Start of Data rows

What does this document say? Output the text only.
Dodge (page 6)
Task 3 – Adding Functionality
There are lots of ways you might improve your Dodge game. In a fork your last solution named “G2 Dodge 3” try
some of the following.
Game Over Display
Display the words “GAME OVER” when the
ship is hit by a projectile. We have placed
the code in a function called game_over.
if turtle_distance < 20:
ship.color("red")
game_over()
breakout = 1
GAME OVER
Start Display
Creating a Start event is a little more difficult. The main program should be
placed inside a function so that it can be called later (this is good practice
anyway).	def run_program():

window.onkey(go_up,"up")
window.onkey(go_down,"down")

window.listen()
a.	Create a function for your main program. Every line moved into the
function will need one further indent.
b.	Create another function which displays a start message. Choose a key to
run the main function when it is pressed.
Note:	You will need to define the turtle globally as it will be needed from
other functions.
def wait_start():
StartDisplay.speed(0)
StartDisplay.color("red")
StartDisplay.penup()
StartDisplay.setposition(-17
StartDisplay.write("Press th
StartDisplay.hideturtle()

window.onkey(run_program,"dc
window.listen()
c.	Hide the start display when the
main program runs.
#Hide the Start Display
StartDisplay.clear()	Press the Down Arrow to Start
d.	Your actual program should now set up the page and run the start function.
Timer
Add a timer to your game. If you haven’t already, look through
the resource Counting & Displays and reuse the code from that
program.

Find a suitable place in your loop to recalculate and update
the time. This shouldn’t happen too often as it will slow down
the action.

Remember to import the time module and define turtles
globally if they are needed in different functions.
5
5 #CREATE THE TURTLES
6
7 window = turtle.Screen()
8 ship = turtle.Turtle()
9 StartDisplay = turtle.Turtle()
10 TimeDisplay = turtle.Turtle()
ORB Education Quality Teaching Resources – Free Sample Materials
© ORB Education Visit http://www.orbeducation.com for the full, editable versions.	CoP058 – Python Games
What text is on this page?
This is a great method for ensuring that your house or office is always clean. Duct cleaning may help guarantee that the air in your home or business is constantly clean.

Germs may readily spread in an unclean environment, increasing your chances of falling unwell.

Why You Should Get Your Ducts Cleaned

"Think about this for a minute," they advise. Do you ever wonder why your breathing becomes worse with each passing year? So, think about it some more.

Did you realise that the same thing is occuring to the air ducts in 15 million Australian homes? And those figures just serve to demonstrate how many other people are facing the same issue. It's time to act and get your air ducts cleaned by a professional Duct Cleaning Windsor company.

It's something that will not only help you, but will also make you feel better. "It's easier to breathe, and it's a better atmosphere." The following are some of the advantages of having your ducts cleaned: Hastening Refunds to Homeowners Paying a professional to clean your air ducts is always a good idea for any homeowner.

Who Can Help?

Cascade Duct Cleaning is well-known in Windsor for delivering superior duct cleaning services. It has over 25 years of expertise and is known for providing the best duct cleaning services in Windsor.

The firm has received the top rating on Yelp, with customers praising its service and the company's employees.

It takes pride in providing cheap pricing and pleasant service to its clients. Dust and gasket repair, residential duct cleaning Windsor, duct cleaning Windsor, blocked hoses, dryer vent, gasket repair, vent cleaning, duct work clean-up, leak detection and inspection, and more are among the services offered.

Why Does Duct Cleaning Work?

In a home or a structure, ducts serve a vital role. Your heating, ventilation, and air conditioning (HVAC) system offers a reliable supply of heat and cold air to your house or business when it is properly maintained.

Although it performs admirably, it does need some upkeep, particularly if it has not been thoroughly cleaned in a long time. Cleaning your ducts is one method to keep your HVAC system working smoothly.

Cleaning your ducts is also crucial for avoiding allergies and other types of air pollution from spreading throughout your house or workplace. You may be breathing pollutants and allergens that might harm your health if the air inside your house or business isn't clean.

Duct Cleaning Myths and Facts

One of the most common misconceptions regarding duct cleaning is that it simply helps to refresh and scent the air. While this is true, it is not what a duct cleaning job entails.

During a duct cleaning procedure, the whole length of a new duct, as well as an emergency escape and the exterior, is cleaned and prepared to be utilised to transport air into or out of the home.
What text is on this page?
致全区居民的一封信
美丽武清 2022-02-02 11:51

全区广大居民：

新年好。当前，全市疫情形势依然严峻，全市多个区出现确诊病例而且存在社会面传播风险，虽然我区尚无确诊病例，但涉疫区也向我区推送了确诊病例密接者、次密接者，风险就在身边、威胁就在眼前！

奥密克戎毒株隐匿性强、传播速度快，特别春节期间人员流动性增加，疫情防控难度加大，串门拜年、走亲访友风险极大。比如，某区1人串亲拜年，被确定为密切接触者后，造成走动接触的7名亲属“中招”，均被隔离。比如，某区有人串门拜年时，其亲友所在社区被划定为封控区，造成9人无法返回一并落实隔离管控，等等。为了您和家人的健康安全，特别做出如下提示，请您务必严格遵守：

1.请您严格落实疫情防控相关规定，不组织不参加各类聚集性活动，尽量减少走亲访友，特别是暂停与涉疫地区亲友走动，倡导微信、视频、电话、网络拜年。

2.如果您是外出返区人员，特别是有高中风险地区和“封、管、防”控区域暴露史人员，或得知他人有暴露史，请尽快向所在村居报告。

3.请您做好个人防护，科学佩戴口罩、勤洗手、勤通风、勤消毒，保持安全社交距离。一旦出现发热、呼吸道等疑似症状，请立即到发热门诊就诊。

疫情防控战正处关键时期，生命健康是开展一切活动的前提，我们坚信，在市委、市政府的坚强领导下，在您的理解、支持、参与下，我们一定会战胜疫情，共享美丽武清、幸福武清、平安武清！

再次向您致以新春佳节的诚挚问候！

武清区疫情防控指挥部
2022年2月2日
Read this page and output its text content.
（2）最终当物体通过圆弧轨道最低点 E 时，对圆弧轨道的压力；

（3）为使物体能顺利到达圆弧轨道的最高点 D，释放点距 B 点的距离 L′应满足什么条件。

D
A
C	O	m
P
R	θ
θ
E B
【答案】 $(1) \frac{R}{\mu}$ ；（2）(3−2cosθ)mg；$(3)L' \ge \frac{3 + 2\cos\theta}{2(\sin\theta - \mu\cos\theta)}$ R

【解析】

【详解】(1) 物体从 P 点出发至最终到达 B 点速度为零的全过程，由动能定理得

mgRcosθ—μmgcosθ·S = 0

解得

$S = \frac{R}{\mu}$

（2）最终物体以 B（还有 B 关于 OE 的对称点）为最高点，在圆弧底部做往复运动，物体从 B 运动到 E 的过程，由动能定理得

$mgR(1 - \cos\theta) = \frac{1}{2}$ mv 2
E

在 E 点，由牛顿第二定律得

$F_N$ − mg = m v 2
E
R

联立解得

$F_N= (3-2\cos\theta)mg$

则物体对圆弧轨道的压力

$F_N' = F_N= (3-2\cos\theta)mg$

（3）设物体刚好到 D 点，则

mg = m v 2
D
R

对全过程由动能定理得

End of Data rows

__Work to do__.
Return all of the entries word for word.

__Output of the task__.
What does this document say? Output the text only.
Dodge (page 6)
Task 3 – Adding Functionality
There are lots of ways you might improve your Dodge game. In a fork your last solution named “G2 Dodge 3” try
some of the following.
Game Over Display
Display the words “GAME OVER” when the
ship is hit by a projectile. We have placed
the code in a function called game_over.
if turtle_distance < 20:
ship.color("red")
game_over()
breakout = 1
GAME OVER
Start Display
Creating a Start event is a little more difficult. The main program should be
placed inside a function so that it can be called later (this is good practice
anyway).	def run_program():

window.onkey(go_up,"up")
window.onkey(go_down,"down")

window.listen()
a.	Create a function for your main program. Every line moved into the
function will need one further indent.
b.	Create another function which displays a start message. Choose a key to
run the main function when it is pressed.
Note:	You will need to define the turtle globally as it will be needed from
other functions.
def wait_start():
StartDisplay.speed(0)
StartDisplay.color("red")
StartDisplay.penup()
StartDisplay.setposition(-17
StartDisplay.write("Press th
StartDisplay.hideturtle()

window.onkey(run_program,"dc
window.listen()
c.	Hide the start display when the
main program runs.
#Hide the Start Display
StartDisplay.clear()	Press the Down Arrow to Start
d.	Your actual program should now set up the page and run the start function.
Timer
Add a timer to your game. If you haven’t already, look through
the resource Counting & Displays and reuse the code from that
program.

Find a suitable place in your loop to recalculate and update
the time. This shouldn’t happen too often as it will slow down
the action.

Remember to import the time module and define turtles
globally if they are needed in different functions.
5
5 #CREATE THE TURTLES
6
7 window = turtle.Screen()
8 ship = turtle.Turtle()
9 StartDisplay = turtle.Turtle()
10 TimeDisplay = turtle.Turtle()
ORB Education Quality Teaching Resources – Free Sample Materials
© ORB Education Visit http://www.orbeducation.com for the full, editable versions.	CoP058 – Python Games
What text is on this page?
This is a great method for ensuring that your house or office is always clean. Duct cleaning may help guarantee that the air in your home or business is constantly clean.

Germs may readily spread in an unclean environment, increasing your chances of falling unwell.

Why You Should Get Your Ducts Cleaned

"Think about this for a minute," they advise. Do you ever wonder why your breathing becomes worse with each passing year? So, think about it some more.

Did you realise that the same thing is occuring to the air ducts in 15 million Australian homes? And those figures just serve to demonstrate how many other people are facing the same issue. It's time to act and get your air ducts cleaned by a professional Duct Cleaning Windsor company.

It's something that will not only help you, but will also make you feel better. "It's easier to breathe, and it's a better atmosphere." The following are some of the advantages of having your ducts cleaned: Hastening Refunds to Homeowners Paying a professional to clean your air ducts is always a good idea for any homeowner.

Who Can Help?

Cascade Duct Cleaning is well-known in Windsor for delivering superior duct cleaning services. It has over 25 years of expertise and is known for providing the best duct cleaning services in Windsor.

The firm has received the top rating on Yelp, with customers praising its service and the company's employees.

It takes pride in providing cheap pricing and pleasant service to its clients. Dust and gasket repair, residential duct cleaning Windsor, duct cleaning Windsor, blocked hoses, dryer vent, gasket repair, vent cleaning, duct work clean-up, leak detection and inspection, and more are among the services offered.

Why Does Duct Cleaning Work?

In a home or a structure, ducts serve a vital role. Your heating, ventilation, and air conditioning (HVAC) system offers a reliable supply of heat and cold air to your house or business when it is properly maintained.

Although it performs admirably, it does need some upkeep, particularly if it has not been thoroughly cleaned in a long time. Cleaning your ducts is one method to keep your HVAC system working smoothly.

Cleaning your ducts is also crucial for avoiding allergies and other types of air pollution from spreading throughout your house or workplace. You may be breathing pollutants and allergens that might harm your health if the air inside your house or business isn't clean.

Duct Cleaning Myths and Facts

One of the most common misconceptions regarding duct cleaning is that it simply helps to refresh and scent the air. While this is true, it is not what a duct cleaning job entails.

During a duct cleaning procedure, the whole length of a new duct, as well as an emergency escape and the exterior, is cleaned and prepared to be utilised to transport air into or out of the home.
What text is on this page?
致全区居民的一封信
美丽武清 2022-02-02 11:51

全区广大居民：

新年好。当前，全市疫情形势依然严峻，全市多个区出现确诊病例而且存在社会面传播风险，虽然我区尚无确诊病例，但涉疫区也向我区推送了确诊病例密接者、次密接者，风险就在身边、威胁就在眼前！

奥密克戎毒株隐匿性强、传播速度快，特别春节期间人员流动性增加，疫情防控难度加大，串门拜年、走亲访友风险极大。比如，某区1人串亲拜年，被确定为密切接触者后，造成走动接触的7名亲属“中招”，均被隔离。比如，某区有人串门拜年时，其亲友所在社区被划定为封控区，造成9人无法返回一并落实隔离管控，等等。为了您和家人的健康安全，特别做出如下提示，请您务必严格遵守：

1.请您严格落实疫情防控相关规定，不组织不参加各类聚集性活动，尽量减少走亲访友，特别是暂停与涉疫地区亲友走动，倡导微信、视频、电话、网络拜年。

2.如果您是外出返区人员，特别是有高中风险地区和“封、管、防”控区域暴露史人员，或得知他人有暴露史，请尽快向所在村居报告。

3.请您做好个人防护，科学佩戴口罩、勤洗手、勤通风、勤消毒，保持安全社交距离。一旦出现发热、呼吸道等疑似症状，请立即到发热门诊就诊。

疫情防控战正处关键时期，生命健康是开展一切活动的前提，我们坚信，在市委、市政府的坚强领导下，在您的理解、支持、参与下，我们一定会战胜疫情，共享美丽武清、幸福武清、平安武清！

再次向您致以新春佳节的诚挚问候！

武清区疫情防控指挥部
2022年2月2日
Read this page and output its text content.
（2）最终当物体通过圆弧轨道最低点 E 时，对圆弧轨道的压力；

（3）为使物体能顺利到达圆弧轨道的最高点 D，释放点距 B 点的距离 L′应满足什么条件。

D
A
C	O	m
P
R	θ
θ
E B
【答案】 $(1) \frac{R}{\mu}$ ；（2）(3−2cosθ)mg；$(3)L' \ge \frac{3 + 2\cos\theta}{2(\sin\theta - \mu\cos\theta)}$ R

【解析】

【详解】(1) 物体从 P 点出发至最终到达 B 点速度为零的全过程，由动能定理得

mgRcosθ—μmgcosθ·S = 0

解得

$S = \frac{R}{\mu}$

（2）最终物体以 B（还有 B 关于 OE 的对称点）为最高点，在圆弧底部做往复运动，物体从 B 运动到 E 的过程，由动能定理得

$mgR(1 - \cos\theta) = \frac{1}{2}$ mv 2
E

在 E 点，由牛顿第二定律得

$F_N$ − mg = m v 2
E
R

联立解得

$F_N= (3-2\cos\theta)mg$

则物体对圆弧轨道的压力

$F_N' = F_N= (3-2\cos\theta)mg$

（3）设物体刚好到 D 点，则

mg = m v 2
D
R

对全过程由动能定理得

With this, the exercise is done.